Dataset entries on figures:
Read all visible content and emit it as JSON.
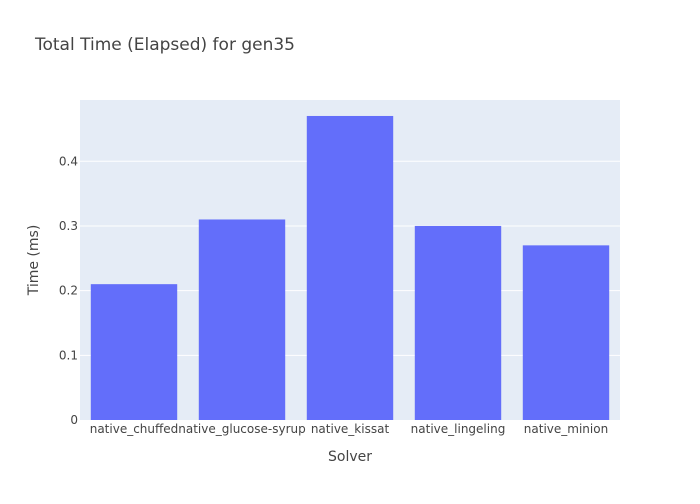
{
  "chart_data": {
    "type": "bar",
    "title": "Total Time (Elapsed) for gen35",
    "xlabel": "Solver",
    "ylabel": "Time (ms)",
    "categories": [
      "native_chuffed",
      "native_glucose-syrup",
      "native_kissat",
      "native_lingeling",
      "native_minion"
    ],
    "values": [
      0.21,
      0.31,
      0.47,
      0.3,
      0.27
    ],
    "ylim": [
      0,
      0.4947
    ],
    "yticks": [
      0,
      0.1,
      0.2,
      0.3,
      0.4
    ],
    "ytick_labels": [
      "0",
      "0.1",
      "0.2",
      "0.3",
      "0.4"
    ],
    "grid": true,
    "legend": "none",
    "colors": {
      "bar": "#636efa",
      "plot_background": "#e5ecf6",
      "grid": "#ffffff",
      "text": "#444444"
    }
  }
}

# Problem statement:
Repeat the material exactly as it reads, without any of its pictures.

# Task response:
Read all visible content and emit it as JSON.
{
  "chart_data": {
    "type": "bar",
    "title": "Total Time (Elapsed) for gen35",
    "xlabel": "Solver",
    "ylabel": "Time (ms)",
    "categories": [
      "native_chuffed",
      "native_glucose-syrup",
      "native_kissat",
      "native_lingeling",
      "native_minion"
    ],
    "values": [
      0.21,
      0.31,
      0.47,
      0.3,
      0.27
    ],
    "ylim": [
      0,
      0.4947
    ],
    "yticks": [
      0,
      0.1,
      0.2,
      0.3,
      0.4
    ],
    "ytick_labels": [
      "0",
      "0.1",
      "0.2",
      "0.3",
      "0.4"
    ],
    "grid": true,
    "legend": "none",
    "colors": {
      "bar": "#636efa",
      "plot_background": "#e5ecf6",
      "grid": "#ffffff",
      "text": "#444444"
    }
  }
}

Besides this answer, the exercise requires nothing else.